Directive -
Switch "cross-section view" to "sectional view" in everything from the start of the records down to the line containing "The spacers 1577 is at (516, 176).", and give those lines back otherwise unchanged, without the pictures.

Records provided -
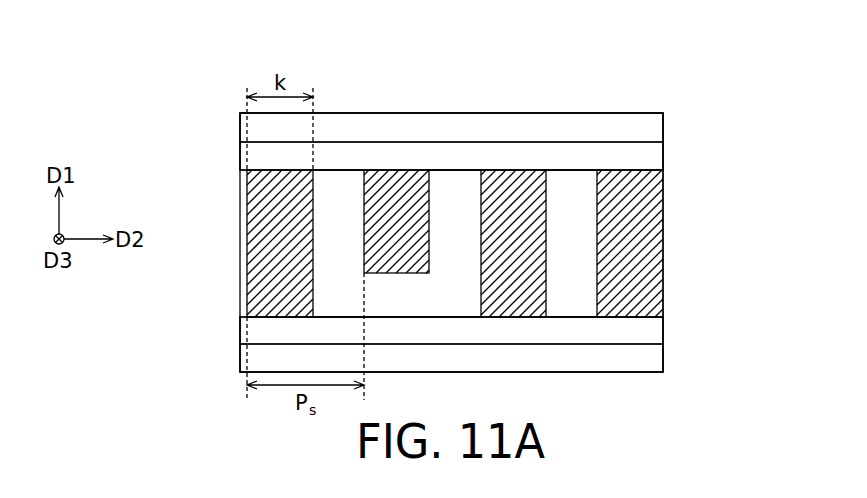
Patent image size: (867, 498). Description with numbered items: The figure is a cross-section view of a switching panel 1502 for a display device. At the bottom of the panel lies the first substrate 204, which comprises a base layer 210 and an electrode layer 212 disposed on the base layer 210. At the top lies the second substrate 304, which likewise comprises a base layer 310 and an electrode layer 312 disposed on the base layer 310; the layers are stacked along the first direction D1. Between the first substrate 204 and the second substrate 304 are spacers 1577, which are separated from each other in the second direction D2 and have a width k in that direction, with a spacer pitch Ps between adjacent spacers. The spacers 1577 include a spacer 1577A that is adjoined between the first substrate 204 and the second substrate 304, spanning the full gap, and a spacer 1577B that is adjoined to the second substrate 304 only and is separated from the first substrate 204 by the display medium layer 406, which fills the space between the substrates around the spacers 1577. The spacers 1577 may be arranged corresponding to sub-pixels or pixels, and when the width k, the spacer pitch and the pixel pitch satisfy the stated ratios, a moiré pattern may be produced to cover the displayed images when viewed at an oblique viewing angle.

The switching panel 1502 is at (240, 63).
The spacers 1577 is at (516, 176).
The spacer 1577A is at (504, 178).
The spacer 1577B is at (398, 178).
The second substrate 304 is at (745, 108).
The base layer 310 is at (653, 127).
The electrode layer 312 is at (653, 156).
The display medium layer 406 is at (579, 243).
The first substrate 204 is at (745, 313).
The electrode layer 212 is at (653, 333).
The base layer 210 is at (653, 363).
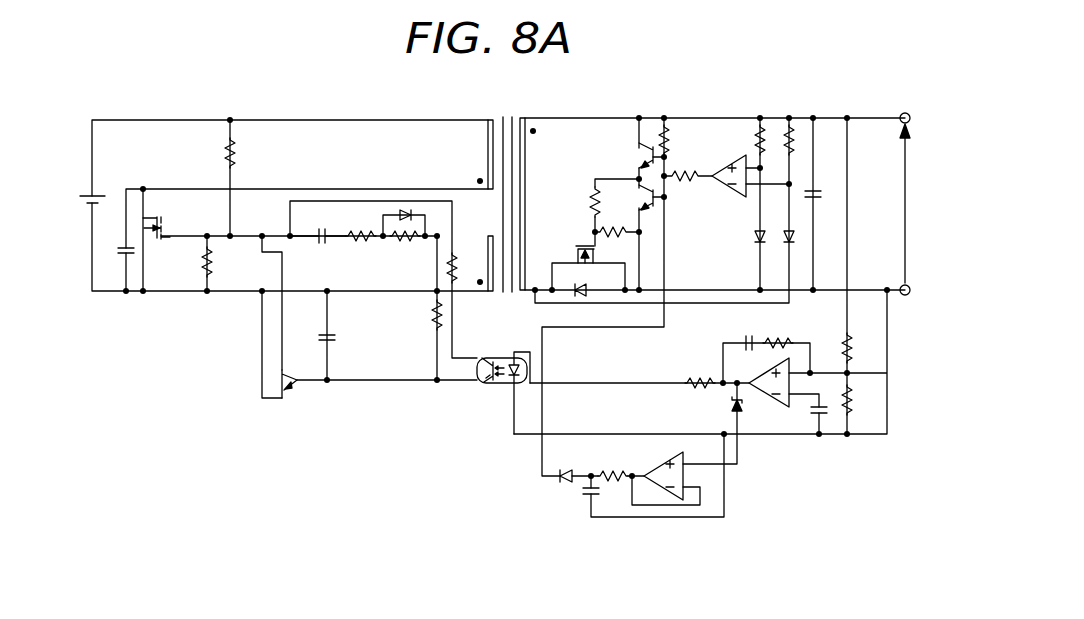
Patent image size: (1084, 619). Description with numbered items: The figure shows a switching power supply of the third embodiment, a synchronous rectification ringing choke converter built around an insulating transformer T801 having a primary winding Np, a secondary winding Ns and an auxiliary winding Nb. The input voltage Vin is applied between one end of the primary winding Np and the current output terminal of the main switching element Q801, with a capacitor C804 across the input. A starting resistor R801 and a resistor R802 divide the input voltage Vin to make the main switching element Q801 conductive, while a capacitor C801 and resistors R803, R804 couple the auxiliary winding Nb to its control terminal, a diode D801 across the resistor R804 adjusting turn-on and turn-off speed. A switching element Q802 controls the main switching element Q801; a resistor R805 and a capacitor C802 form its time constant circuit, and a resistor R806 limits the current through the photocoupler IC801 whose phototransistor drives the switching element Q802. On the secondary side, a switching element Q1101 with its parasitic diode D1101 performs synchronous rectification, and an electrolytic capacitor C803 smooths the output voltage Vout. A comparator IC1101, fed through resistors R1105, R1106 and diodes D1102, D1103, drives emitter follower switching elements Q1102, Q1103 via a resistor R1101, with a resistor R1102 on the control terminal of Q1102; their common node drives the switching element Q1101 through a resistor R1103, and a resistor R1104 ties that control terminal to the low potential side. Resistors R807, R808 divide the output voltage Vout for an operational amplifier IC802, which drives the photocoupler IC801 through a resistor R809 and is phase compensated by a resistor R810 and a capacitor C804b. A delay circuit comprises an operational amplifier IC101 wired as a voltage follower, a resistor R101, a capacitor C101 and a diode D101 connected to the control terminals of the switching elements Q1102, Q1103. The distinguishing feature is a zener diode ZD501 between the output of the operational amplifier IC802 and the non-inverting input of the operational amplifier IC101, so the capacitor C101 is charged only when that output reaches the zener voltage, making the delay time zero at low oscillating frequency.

The input voltage Vin is at (82, 188).
The starting resistor R801 is at (205, 153).
The resistor R802 is at (184, 262).
The capacitor C804 is at (121, 255).
The main switching element Q801 is at (176, 221).
The switching element Q802 is at (307, 394).
The capacitor C801 is at (318, 251).
The resistor R803 is at (354, 222).
The resistor R804 is at (406, 252).
The diode D801 is at (406, 209).
The capacitor C802 is at (349, 339).
The resistor R805 is at (413, 315).
The resistor R806 is at (458, 270).
The insulating transformer T801 is at (506, 189).
The primary winding Np is at (468, 154).
The auxiliary winding Nb is at (469, 250).
The secondary winding Ns is at (542, 149).
The photocoupler IC801 is at (493, 393).
The output voltage Vout is at (886, 204).
The switching element Q1102 is at (618, 156).
The switching element Q1103 is at (646, 198).
The resistor R1103 is at (566, 203).
The switching element Q1101 is at (563, 242).
The resistor R1104 is at (623, 234).
The parasitic diode D1101 is at (579, 300).
The resistor R1102 is at (694, 135).
The resistor R1101 is at (695, 161).
The comparator IC1101 is at (714, 186).
The resistor R1105 is at (741, 120).
The resistor R1106 is at (808, 120).
The diode D1102 is at (732, 236).
The diode D1103 is at (797, 238).
The electrolytic capacitor C803 is at (823, 190).
The operational amplifier IC802 is at (772, 402).
The resistor R809 is at (691, 370).
The capacitor C804b is at (741, 332).
The resistor R810 is at (787, 331).
The zener diode ZD501 is at (707, 406).
The resistor R807 is at (857, 350).
The resistor R808 is at (850, 410).
The operational amplifier IC101 is at (662, 487).
The diode D101 is at (566, 464).
The resistor R101 is at (618, 464).
The capacitor C101 is at (572, 505).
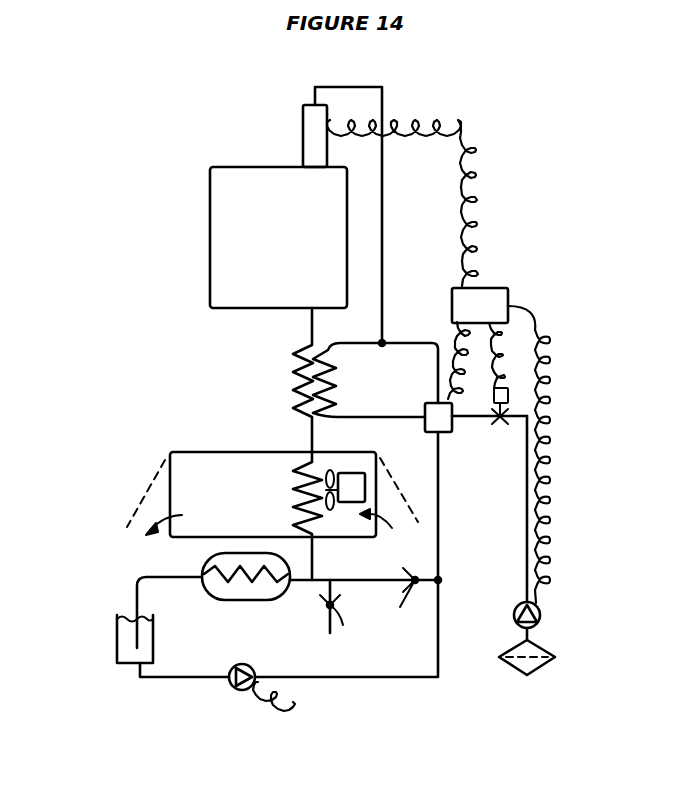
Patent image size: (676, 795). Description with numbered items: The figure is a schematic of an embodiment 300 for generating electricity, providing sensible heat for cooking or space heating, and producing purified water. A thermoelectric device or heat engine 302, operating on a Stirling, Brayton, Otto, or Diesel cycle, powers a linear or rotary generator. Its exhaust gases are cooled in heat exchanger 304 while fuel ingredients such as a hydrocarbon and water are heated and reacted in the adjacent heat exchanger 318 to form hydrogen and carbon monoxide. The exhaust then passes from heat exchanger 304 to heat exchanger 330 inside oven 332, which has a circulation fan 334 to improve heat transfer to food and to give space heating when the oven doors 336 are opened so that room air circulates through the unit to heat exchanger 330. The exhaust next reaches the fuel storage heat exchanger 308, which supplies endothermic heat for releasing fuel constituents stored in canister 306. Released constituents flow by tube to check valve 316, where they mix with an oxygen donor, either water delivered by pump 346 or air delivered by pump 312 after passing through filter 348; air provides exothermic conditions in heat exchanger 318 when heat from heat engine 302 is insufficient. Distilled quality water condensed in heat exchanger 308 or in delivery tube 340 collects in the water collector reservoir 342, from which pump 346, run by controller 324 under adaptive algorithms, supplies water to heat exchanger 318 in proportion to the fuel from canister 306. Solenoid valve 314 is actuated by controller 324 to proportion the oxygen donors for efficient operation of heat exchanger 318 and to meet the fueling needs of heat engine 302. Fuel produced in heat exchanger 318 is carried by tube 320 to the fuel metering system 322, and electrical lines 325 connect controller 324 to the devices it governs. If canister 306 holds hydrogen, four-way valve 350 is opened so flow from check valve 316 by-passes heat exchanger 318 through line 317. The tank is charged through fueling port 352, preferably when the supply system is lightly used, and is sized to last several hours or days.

The embodiment 300 is at (181, 93).
The heat engine 302 is at (232, 167).
The heat exchanger 304 is at (293, 381).
The canister 306 is at (261, 600).
The fuel storage heat exchanger 308 is at (238, 585).
The pump 312 is at (540, 612).
The solenoid valve 314 is at (489, 410).
The check valve 316 is at (410, 592).
The line 317 is at (421, 343).
The heat exchanger 318 is at (337, 378).
The tube 320 is at (383, 196).
The fuel metering system 322 is at (303, 121).
The controller 324 is at (509, 290).
The electrical lines 325 is at (438, 361).
The heat exchanger 330 is at (300, 470).
The oven 332 is at (186, 452).
The circulation fan 334 is at (338, 505).
The oven doors 336 is at (145, 499).
The delivery tube 340 is at (140, 579).
The water collector reservoir 342 is at (117, 656).
The pump 346 is at (233, 689).
The filter 348 is at (553, 653).
The four-way valve 350 is at (425, 412).
The fueling port 352 is at (336, 619).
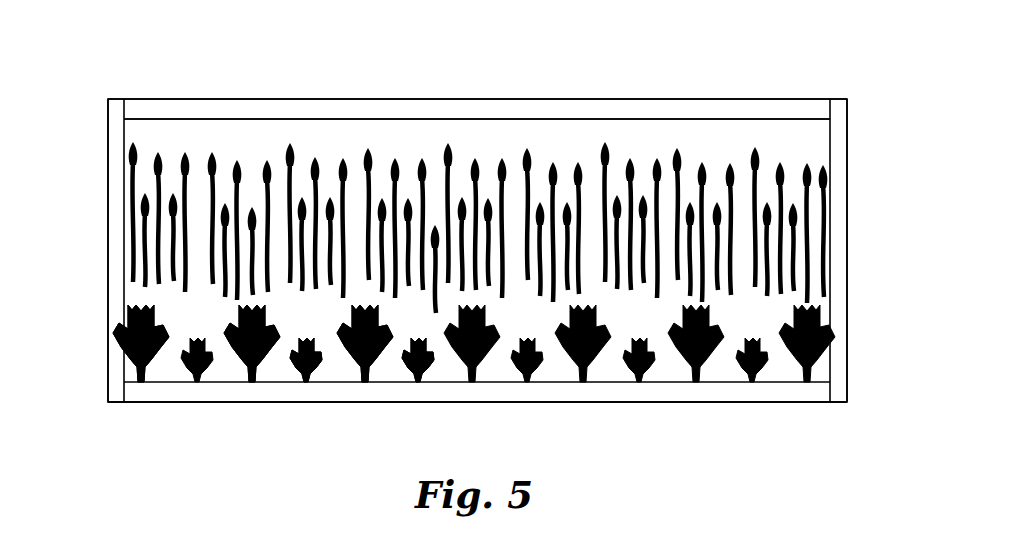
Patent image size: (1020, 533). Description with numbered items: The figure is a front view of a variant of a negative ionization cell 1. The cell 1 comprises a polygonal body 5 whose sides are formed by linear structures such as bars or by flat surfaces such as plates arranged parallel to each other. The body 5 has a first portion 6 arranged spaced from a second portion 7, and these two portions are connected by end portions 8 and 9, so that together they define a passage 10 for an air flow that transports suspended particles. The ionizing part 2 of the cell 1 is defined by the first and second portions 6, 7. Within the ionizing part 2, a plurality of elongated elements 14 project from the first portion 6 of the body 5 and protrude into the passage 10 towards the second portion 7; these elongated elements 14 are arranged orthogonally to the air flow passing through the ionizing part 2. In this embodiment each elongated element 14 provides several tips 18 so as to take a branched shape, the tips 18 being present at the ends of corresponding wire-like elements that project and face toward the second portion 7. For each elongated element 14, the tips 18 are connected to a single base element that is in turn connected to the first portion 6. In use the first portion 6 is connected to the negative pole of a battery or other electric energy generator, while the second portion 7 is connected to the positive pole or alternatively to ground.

The ionization cell 1 is at (132, 81).
The ionizing part 2 is at (857, 87).
The polygonal body 5 is at (831, 420).
The first portion 6 is at (668, 403).
The second portion 7 is at (673, 97).
The end portion 8 is at (108, 362).
The end portion 9 is at (847, 323).
The passage 10 is at (773, 133).
The elongated elements 14 is at (240, 374).
The tips 18 is at (433, 343).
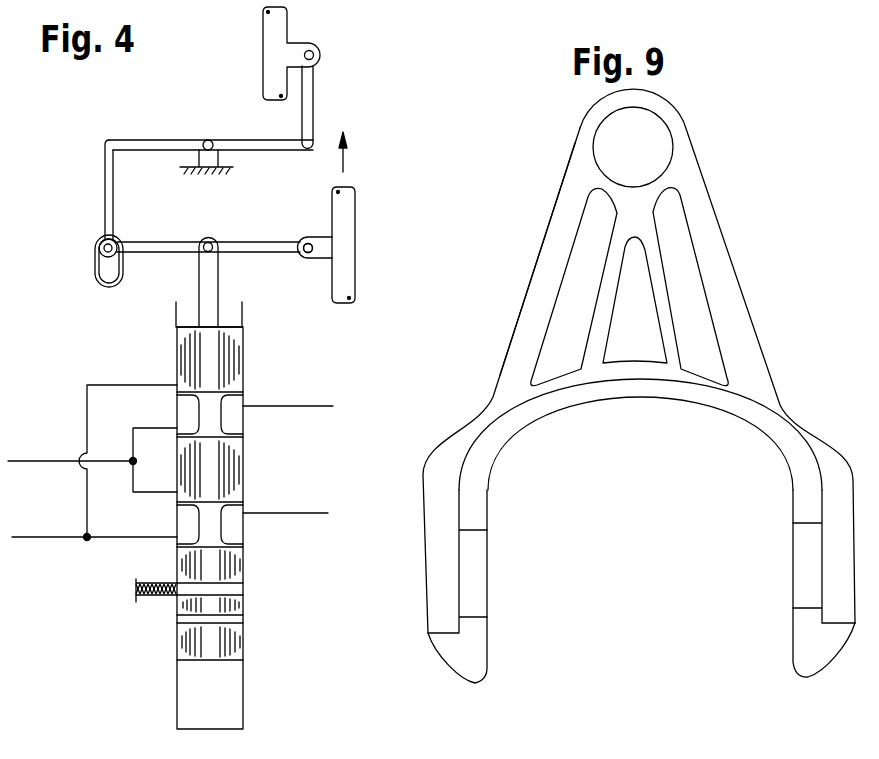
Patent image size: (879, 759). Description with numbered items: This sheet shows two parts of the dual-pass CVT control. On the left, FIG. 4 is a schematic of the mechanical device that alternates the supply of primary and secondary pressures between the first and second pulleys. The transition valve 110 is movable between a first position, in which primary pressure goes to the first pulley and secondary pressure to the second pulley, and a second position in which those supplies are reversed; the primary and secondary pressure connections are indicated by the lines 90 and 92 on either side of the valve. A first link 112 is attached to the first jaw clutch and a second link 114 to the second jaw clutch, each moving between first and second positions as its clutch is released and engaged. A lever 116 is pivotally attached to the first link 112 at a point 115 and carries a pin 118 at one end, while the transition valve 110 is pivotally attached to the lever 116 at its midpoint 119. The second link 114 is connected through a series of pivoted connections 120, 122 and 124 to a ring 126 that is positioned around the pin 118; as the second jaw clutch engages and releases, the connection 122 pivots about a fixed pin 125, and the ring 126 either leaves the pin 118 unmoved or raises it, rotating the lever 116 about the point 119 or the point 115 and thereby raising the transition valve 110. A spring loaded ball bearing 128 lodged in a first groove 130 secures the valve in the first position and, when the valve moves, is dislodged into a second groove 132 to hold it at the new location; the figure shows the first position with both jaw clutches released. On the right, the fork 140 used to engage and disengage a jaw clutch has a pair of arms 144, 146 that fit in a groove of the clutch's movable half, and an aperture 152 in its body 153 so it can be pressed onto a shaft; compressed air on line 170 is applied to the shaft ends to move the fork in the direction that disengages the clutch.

In FIG. 4, the primary pressure line 90 is at (24, 461).
In FIG. 4, the secondary pressure line 92 is at (27, 537).
In FIG. 4, the transition valve 110 is at (253, 371).
In FIG. 4, the first link 112 is at (343, 231).
In FIG. 4, the second link 114 is at (272, 52).
In FIG. 4, the pivot point 115 is at (307, 258).
In FIG. 4, the lever 116 is at (248, 241).
In FIG. 4, the pin 118 is at (101, 238).
In FIG. 4, the midpoint 119 is at (211, 238).
In FIG. 4, the pivoted connection 120 is at (316, 102).
In FIG. 4, the pivoted connection 122 is at (146, 140).
In FIG. 4, the pivoted connection 124 is at (105, 167).
In FIG. 4, the pin 125 is at (212, 140).
In FIG. 4, the ring 126 is at (95, 283).
In FIG. 4, the spring loaded ball bearing 128 is at (152, 608).
In FIG. 4, the first groove 130 is at (245, 589).
In FIG. 4, the second groove 132 is at (245, 620).
In FIG. 9, the fork 140 is at (717, 203).
In FIG. 9, the arm 144 is at (453, 655).
In FIG. 9, the arm 146 is at (805, 652).
In FIG. 9, the aperture 152 is at (648, 128).
In FIG. 9, the body 153 is at (553, 260).
In FIG. 9, the compressed air line 170 is at (516, 758).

Completed task -
Patent image size: (867, 498). Description with numbered items: The figure is a sectional view of a switching panel 1502 for a display device. At the bottom of the panel lies the first substrate 204, which comprises a base layer 210 and an electrode layer 212 disposed on the base layer 210. At the top lies the second substrate 304, which likewise comprises a base layer 310 and an electrode layer 312 disposed on the base layer 310; the layers are stacked along the first direction D1. Between the first substrate 204 and the second substrate 304 are spacers 1577, which are separated from each other in the second direction D2 and have a width k in that direction, with a spacer pitch Ps between adjacent spacers. The spacers 1577 include a spacer 1577A that is adjoined between the first substrate 204 and the second substrate 304, spanning the full gap, and a spacer 1577B that is adjoined to the second substrate 304 only and is separated from the first substrate 204 by the display medium layer 406, which fills the space between the substrates around the spacers 1577. The spacers 1577 may be arranged corresponding to sub-pixels or pixels, and when the width k, the spacer pitch and the pixel pitch satisfy the stated ratios, a moiré pattern may be produced to cover the displayed images when viewed at an oblique viewing angle.

The switching panel 1502 is at (240, 63).
The spacers 1577 is at (516, 176).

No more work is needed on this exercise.